Objectif indiqué: Reproduisez à l'identique les lignes du matériel, depuis la toute première jusqu'à celle qui contient "tab-ia[interactable]: IA <box>0", les deux bornes comprises.
╭─ Données brutes
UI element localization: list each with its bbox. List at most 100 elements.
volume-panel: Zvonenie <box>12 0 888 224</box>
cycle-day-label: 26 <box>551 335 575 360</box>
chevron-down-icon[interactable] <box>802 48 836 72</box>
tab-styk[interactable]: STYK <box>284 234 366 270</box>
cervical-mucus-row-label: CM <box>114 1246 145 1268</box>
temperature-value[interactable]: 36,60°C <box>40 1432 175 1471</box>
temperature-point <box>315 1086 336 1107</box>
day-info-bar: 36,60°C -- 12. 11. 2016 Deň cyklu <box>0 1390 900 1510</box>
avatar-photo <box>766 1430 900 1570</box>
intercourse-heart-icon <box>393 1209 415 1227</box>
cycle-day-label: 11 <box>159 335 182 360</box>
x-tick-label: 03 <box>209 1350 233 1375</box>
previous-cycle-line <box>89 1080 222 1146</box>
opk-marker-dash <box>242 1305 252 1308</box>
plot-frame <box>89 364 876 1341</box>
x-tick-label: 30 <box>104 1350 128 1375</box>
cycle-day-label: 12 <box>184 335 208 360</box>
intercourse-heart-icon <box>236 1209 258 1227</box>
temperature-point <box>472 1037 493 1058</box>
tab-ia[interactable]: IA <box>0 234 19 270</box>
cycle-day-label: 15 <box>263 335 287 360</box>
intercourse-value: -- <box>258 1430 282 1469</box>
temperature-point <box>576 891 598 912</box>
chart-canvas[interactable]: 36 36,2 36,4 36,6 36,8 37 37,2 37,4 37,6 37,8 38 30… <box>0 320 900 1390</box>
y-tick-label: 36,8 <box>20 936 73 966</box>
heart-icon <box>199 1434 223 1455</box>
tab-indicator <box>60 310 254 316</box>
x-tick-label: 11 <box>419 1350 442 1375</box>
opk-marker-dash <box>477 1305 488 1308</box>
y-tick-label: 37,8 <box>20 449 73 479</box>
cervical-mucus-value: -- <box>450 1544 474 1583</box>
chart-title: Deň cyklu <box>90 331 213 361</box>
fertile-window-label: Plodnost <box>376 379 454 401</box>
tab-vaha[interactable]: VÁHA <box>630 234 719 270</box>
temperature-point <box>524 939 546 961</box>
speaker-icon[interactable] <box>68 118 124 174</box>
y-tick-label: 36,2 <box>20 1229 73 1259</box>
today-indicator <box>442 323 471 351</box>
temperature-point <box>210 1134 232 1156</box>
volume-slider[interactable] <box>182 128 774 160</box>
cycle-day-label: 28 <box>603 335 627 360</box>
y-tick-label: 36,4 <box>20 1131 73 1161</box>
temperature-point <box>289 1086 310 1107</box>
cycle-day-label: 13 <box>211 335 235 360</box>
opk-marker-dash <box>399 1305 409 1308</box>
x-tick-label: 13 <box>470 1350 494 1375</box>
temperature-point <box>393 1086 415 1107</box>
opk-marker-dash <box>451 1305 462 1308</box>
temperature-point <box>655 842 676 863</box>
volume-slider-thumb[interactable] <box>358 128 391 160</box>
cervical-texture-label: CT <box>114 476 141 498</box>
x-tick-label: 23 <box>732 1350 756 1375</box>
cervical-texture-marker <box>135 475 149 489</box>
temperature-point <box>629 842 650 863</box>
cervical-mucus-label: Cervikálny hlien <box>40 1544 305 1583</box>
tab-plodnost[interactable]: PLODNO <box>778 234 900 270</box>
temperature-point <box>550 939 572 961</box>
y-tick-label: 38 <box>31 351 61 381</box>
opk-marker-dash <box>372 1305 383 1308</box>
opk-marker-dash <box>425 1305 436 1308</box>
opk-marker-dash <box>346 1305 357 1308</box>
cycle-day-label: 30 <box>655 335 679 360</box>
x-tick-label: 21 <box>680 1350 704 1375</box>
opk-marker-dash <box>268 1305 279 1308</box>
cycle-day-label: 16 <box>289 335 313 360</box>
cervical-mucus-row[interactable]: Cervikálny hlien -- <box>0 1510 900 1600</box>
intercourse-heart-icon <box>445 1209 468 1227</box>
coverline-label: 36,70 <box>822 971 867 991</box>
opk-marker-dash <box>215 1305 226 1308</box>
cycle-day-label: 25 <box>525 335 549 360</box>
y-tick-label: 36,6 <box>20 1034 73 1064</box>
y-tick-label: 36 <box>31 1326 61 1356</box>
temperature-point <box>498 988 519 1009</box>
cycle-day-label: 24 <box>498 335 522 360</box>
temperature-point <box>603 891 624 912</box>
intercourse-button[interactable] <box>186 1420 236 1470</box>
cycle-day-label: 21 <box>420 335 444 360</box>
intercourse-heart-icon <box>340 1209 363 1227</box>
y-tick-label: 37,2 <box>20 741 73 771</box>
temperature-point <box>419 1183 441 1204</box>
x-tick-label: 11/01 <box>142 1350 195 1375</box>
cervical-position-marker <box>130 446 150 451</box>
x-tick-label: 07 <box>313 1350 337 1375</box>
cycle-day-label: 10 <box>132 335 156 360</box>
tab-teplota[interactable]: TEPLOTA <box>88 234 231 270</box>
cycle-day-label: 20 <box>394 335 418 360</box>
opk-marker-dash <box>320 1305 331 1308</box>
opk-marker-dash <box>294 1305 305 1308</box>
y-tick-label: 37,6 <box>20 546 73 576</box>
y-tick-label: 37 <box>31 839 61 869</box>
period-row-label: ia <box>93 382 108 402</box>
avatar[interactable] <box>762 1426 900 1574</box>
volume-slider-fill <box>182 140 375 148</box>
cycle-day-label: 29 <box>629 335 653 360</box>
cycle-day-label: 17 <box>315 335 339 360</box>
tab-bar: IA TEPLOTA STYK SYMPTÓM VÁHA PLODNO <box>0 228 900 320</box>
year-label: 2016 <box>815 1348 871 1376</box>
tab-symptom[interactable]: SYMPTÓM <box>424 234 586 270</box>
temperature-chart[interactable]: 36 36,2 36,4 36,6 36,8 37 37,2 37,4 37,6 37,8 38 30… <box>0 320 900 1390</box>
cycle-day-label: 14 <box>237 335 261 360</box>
╰─
Réponse:
UI element localization: list each with its bbox. List at most 100 elements.
volume-panel: Zvonenie <box>12 0 888 224</box>
cycle-day-label: 26 <box>551 335 575 360</box>
chevron-down-icon[interactable] <box>802 48 836 72</box>
tab-styk[interactable]: STYK <box>284 234 366 270</box>
cervical-mucus-row-label: CM <box>114 1246 145 1268</box>
temperature-value[interactable]: 36,60°C <box>40 1432 175 1471</box>
temperature-point <box>315 1086 336 1107</box>
day-info-bar: 36,60°C -- 12. 11. 2016 Deň cyklu <box>0 1390 900 1510</box>
avatar-photo <box>766 1430 900 1570</box>
intercourse-heart-icon <box>393 1209 415 1227</box>
cycle-day-label: 11 <box>159 335 182 360</box>
x-tick-label: 03 <box>209 1350 233 1375</box>
previous-cycle-line <box>89 1080 222 1146</box>
opk-marker-dash <box>242 1305 252 1308</box>
plot-frame <box>89 364 876 1341</box>
x-tick-label: 30 <box>104 1350 128 1375</box>
cycle-day-label: 12 <box>184 335 208 360</box>
intercourse-heart-icon <box>236 1209 258 1227</box>
temperature-point <box>472 1037 493 1058</box>
tab-ia[interactable]: IA <box>0 234 19 270</box>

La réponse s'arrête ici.